— Task description —
Repeat every line of the data exactly, but not the pictures.

— Records for the task —
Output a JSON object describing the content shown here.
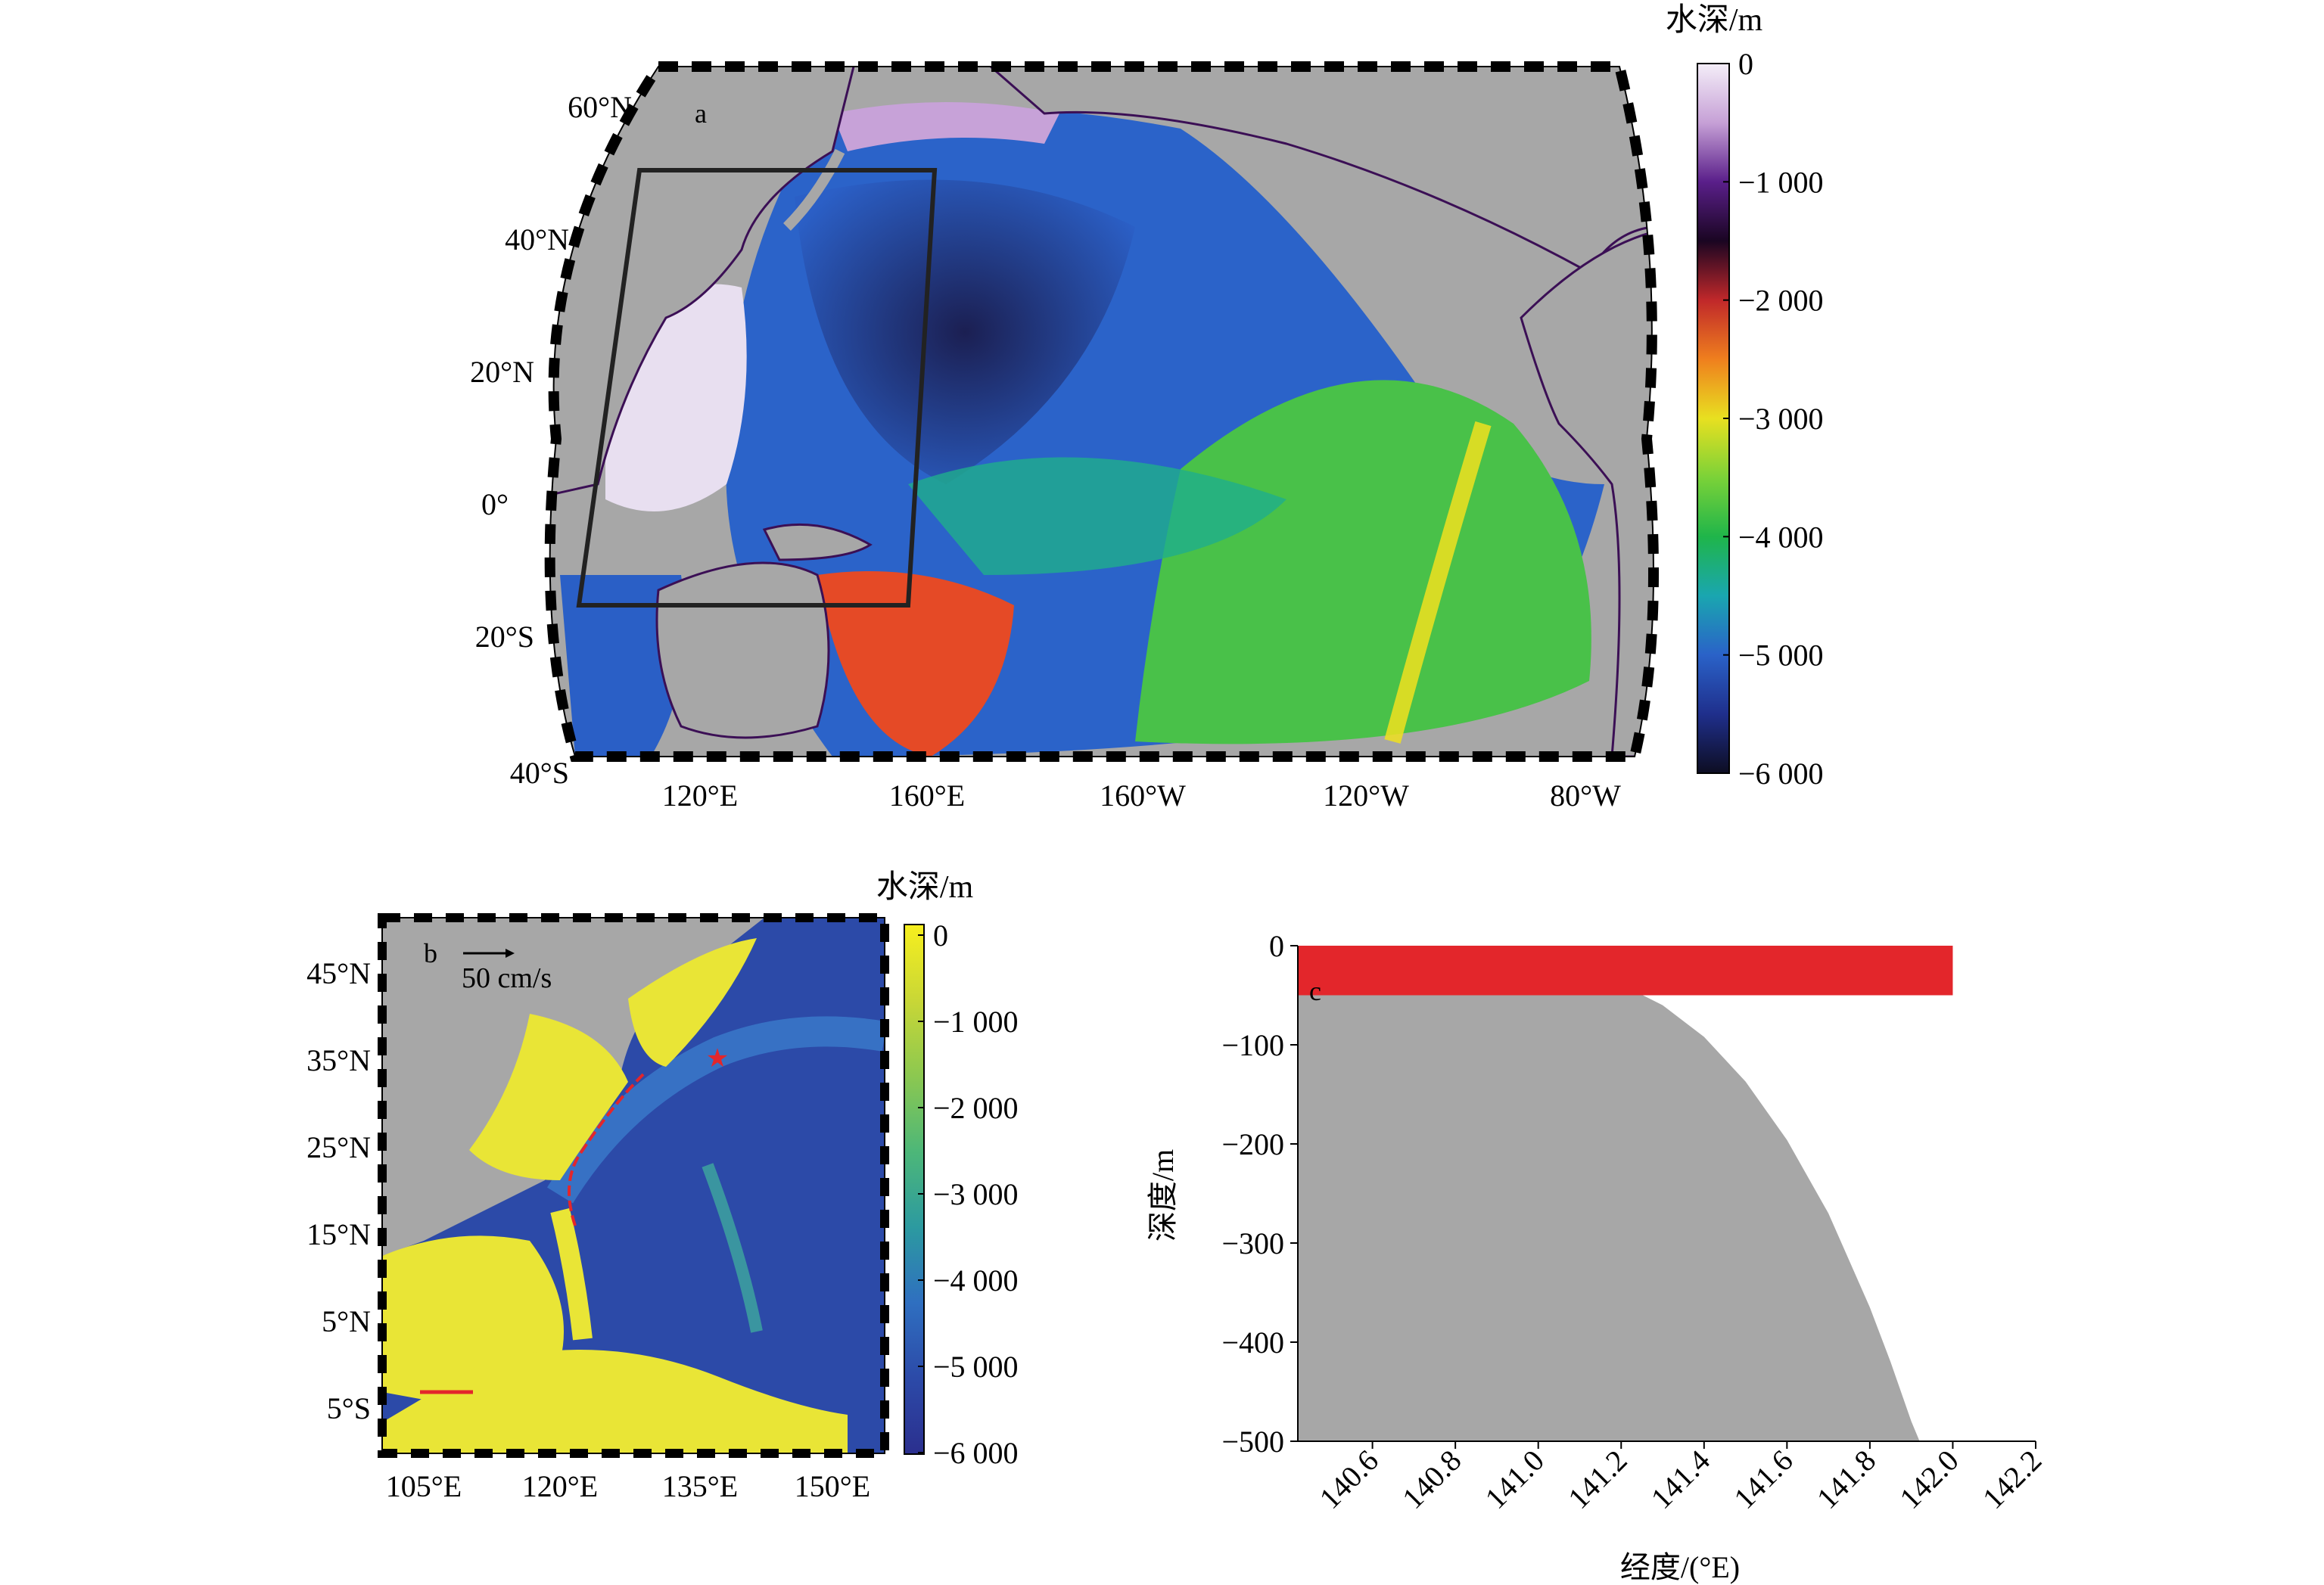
{
  "panel_a": {
    "label": "a",
    "lat_labels": [
      "60°N",
      "40°N",
      "20°N",
      "0°",
      "20°S",
      "40°S"
    ],
    "lon_labels": [
      "120°E",
      "160°E",
      "160°W",
      "120°W",
      "80°W"
    ],
    "colorbar": {
      "title": "水深/m",
      "ticks": [
        "0",
        "−1 000",
        "−2 000",
        "−3 000",
        "−4 000",
        "−5 000",
        "−6 000"
      ],
      "colors": [
        "#f4eef8",
        "#c6a0d6",
        "#5a1f8a",
        "#1a0522",
        "#c0282a",
        "#ef7f1e",
        "#e8e020",
        "#7bd238",
        "#1fb54a",
        "#1aa6b0",
        "#2a62c8",
        "#1f2f8c",
        "#0d0d22"
      ]
    }
  },
  "panel_b": {
    "label": "b",
    "scale_text": "50 cm/s",
    "lat_labels": [
      "45°N",
      "35°N",
      "25°N",
      "15°N",
      "5°N",
      "5°S"
    ],
    "lon_labels": [
      "105°E",
      "120°E",
      "135°E",
      "150°E"
    ],
    "colorbar": {
      "title": "水深/m",
      "ticks": [
        "0",
        "−1 000",
        "−2 000",
        "−3 000",
        "−4 000",
        "−5 000",
        "−6 000"
      ],
      "colors": [
        "#f7ef1e",
        "#c9d736",
        "#8cc850",
        "#4db778",
        "#2c9aa0",
        "#2f6fc0",
        "#2c4aa8",
        "#2b2f8e"
      ]
    }
  },
  "panel_c": {
    "label": "c",
    "xlabel": "经度/(°E)",
    "ylabel": "深度/m",
    "xticks": [
      "140.6",
      "140.8",
      "141.0",
      "141.2",
      "141.4",
      "141.6",
      "141.8",
      "142.0",
      "142.2"
    ],
    "yticks": [
      "0",
      "−100",
      "−200",
      "−300",
      "−400",
      "−500"
    ]
  },
  "chart_data": {
    "type": "area",
    "xlabel": "经度/(°E)",
    "ylabel": "深度/m",
    "xlim": [
      140.42,
      142.2
    ],
    "ylim": [
      -500,
      0
    ],
    "grid": false,
    "series": [
      {
        "x": [
          140.42,
          140.5,
          140.6,
          140.7,
          140.8,
          140.9,
          141.0,
          141.1,
          141.2,
          141.3,
          141.4,
          141.5,
          141.6,
          141.7,
          141.8,
          141.85,
          141.9,
          141.92
        ],
        "values": [
          -1,
          -2,
          -3,
          -5,
          -7,
          -11,
          -17,
          -26,
          -39,
          -60,
          -92,
          -137,
          -196,
          -270,
          -365,
          -420,
          -480,
          -500
        ]
      }
    ],
    "shaded_band": {
      "x": [
        140.42,
        142.0
      ],
      "y": [
        -50,
        0
      ],
      "color": "#e3262b"
    },
    "fill_color": "#a7a7a7"
  }
}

— Answer to the task —
Output a JSON object describing the content shown here.
{
  "panel_a": {
    "label": "a",
    "lat_labels": [
      "60°N",
      "40°N",
      "20°N",
      "0°",
      "20°S",
      "40°S"
    ],
    "lon_labels": [
      "120°E",
      "160°E",
      "160°W",
      "120°W",
      "80°W"
    ],
    "colorbar": {
      "title": "水深/m",
      "ticks": [
        "0",
        "−1 000",
        "−2 000",
        "−3 000",
        "−4 000",
        "−5 000",
        "−6 000"
      ],
      "colors": [
        "#f4eef8",
        "#c6a0d6",
        "#5a1f8a",
        "#1a0522",
        "#c0282a",
        "#ef7f1e",
        "#e8e020",
        "#7bd238",
        "#1fb54a",
        "#1aa6b0",
        "#2a62c8",
        "#1f2f8c",
        "#0d0d22"
      ]
    }
  },
  "panel_b": {
    "label": "b",
    "scale_text": "50 cm/s",
    "lat_labels": [
      "45°N",
      "35°N",
      "25°N",
      "15°N",
      "5°N",
      "5°S"
    ],
    "lon_labels": [
      "105°E",
      "120°E",
      "135°E",
      "150°E"
    ],
    "colorbar": {
      "title": "水深/m",
      "ticks": [
        "0",
        "−1 000",
        "−2 000",
        "−3 000",
        "−4 000",
        "−5 000",
        "−6 000"
      ],
      "colors": [
        "#f7ef1e",
        "#c9d736",
        "#8cc850",
        "#4db778",
        "#2c9aa0",
        "#2f6fc0",
        "#2c4aa8",
        "#2b2f8e"
      ]
    }
  },
  "panel_c": {
    "label": "c",
    "xlabel": "经度/(°E)",
    "ylabel": "深度/m",
    "xticks": [
      "140.6",
      "140.8",
      "141.0",
      "141.2",
      "141.4",
      "141.6",
      "141.8",
      "142.0",
      "142.2"
    ],
    "yticks": [
      "0",
      "−100",
      "−200",
      "−300",
      "−400",
      "−500"
    ]
  },
  "chart_data": {
    "type": "area",
    "xlabel": "经度/(°E)",
    "ylabel": "深度/m",
    "xlim": [
      140.42,
      142.2
    ],
    "ylim": [
      -500,
      0
    ],
    "grid": false,
    "series": [
      {
        "x": [
          140.42,
          140.5,
          140.6,
          140.7,
          140.8,
          140.9,
          141.0,
          141.1,
          141.2,
          141.3,
          141.4,
          141.5,
          141.6,
          141.7,
          141.8,
          141.85,
          141.9,
          141.92
        ],
        "values": [
          -1,
          -2,
          -3,
          -5,
          -7,
          -11,
          -17,
          -26,
          -39,
          -60,
          -92,
          -137,
          -196,
          -270,
          -365,
          -420,
          -480,
          -500
        ]
      }
    ],
    "shaded_band": {
      "x": [
        140.42,
        142.0
      ],
      "y": [
        -50,
        0
      ],
      "color": "#e3262b"
    },
    "fill_color": "#a7a7a7"
  }
}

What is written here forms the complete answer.